### Text segment
------------------------------------
First Edition Cycling News, July 28, 2008
Edited by Laura Weislo
Tour party spoiled by fourth positive
The Tour's finale on the Champs-Elysées was spoiled a bit by news that a fourth rider tested positive for a banned substance during the race. Kazakh rider Dmitriy Fofonov of Crédit Agricole tested positive for the stimulant heptaminol after the stage 18. Fovonov finished the tour 19th overall behind Spaniard Carlos Sastre.
"Fofonov tested positive for a banned stimulant, we have notified him with the news today," Pierre Bordry, the president of the French Anti-doping Agency (AFLD) told Reuters. "The substance is heptaminol." Heptaminol is a stimulant which is sometimes used to relieve bronchial spasms and to treat low blood pressure.
Fovonov was one of four riders to receive such news during this year's Tour. Spaniards Manuel Beltran and Moises Dueñas and Italian Riccardo Riccó all tested positive for EPO during the first week.
The 31-year-old Kazakh has been a professional since 1999. He began his career with the Collstrop team before moving onto the Cofidis squad for five seasons in 2001. He took his first win in six years on the final stage of the Dauphiné Libéré.
Contador happy for Sastre
Spaniard Alberto Contador was not allowed to ride the Tour de France as defending champion, but said that having his fellow countryman Carlos Sastre win this year's race was the next best thing that could have happened.
"I am glad that a rider like Sastre wins. He improves every year. Not spectacular, but efficient," Contador said in a statement that offered up his congratulations to the CSC-Saxo Bank leader. "It is the crown on his career. Moreover, Carlos Sastre rode very intelligently this Tour. He knew what he wanted and he worked for it from the beginning."
The Team Astana leader was impressed with Sastre's attack on Alpe d'Huez, where Sastre escaped from the group and gained more than two minutes on his team-mate Fränk Schleck and closest competitor, Cadel Evans. That move won Sastre the yellow jersey, which, against all odds, he defended in the final time trial on Saturday.
------------------------------------
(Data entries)

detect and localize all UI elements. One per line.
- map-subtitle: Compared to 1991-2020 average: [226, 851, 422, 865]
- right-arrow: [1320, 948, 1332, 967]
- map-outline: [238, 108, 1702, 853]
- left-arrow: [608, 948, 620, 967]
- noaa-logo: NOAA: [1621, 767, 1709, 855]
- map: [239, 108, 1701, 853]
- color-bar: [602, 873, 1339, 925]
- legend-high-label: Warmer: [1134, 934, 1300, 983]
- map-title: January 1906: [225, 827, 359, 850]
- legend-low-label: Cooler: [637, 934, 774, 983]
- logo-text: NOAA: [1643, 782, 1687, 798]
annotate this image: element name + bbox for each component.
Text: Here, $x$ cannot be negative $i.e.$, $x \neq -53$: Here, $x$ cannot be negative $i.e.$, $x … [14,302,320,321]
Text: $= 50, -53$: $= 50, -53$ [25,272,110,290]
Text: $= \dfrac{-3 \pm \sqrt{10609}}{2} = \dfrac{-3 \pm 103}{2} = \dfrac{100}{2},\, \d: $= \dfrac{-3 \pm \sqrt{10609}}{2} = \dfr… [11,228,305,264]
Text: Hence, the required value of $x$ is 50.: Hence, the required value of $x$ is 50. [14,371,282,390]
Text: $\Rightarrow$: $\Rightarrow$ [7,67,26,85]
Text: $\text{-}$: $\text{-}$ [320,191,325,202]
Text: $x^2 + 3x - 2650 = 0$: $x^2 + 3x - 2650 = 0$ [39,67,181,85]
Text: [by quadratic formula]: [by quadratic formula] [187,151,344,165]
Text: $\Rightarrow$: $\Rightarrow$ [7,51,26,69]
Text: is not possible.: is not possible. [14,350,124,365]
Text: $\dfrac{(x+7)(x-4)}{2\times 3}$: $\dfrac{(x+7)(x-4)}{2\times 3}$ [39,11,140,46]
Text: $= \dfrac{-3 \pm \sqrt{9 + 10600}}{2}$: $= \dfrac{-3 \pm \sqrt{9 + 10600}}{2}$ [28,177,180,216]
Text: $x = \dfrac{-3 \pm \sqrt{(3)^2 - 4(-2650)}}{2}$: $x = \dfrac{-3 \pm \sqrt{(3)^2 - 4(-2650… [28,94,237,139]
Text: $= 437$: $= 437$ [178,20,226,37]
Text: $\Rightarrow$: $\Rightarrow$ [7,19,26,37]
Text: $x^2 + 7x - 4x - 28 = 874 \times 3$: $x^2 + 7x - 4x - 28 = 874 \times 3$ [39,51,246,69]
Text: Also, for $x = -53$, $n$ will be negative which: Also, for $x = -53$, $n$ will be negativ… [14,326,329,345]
------------------------------------
### Tasks and exercises
1. In the cycling news report, what substance did the Crédit Agricole rider test positive for after stage 18?
2. Print the portion of the cycling news report between "The Team Astana" and "trial on Saturday.", inclusive.

### Answers per task
1. The stimulant heptaminol.

2.
The Team Astana leader was impressed with Sastre's attack on Alpe d'Huez, where Sastre escaped from the group and gained more than two minutes on his team-mate Fränk Schleck and closest competitor, Cadel Evans. That move won Sastre the yellow jersey, which, against all odds, he defended in the final time trial on Saturday.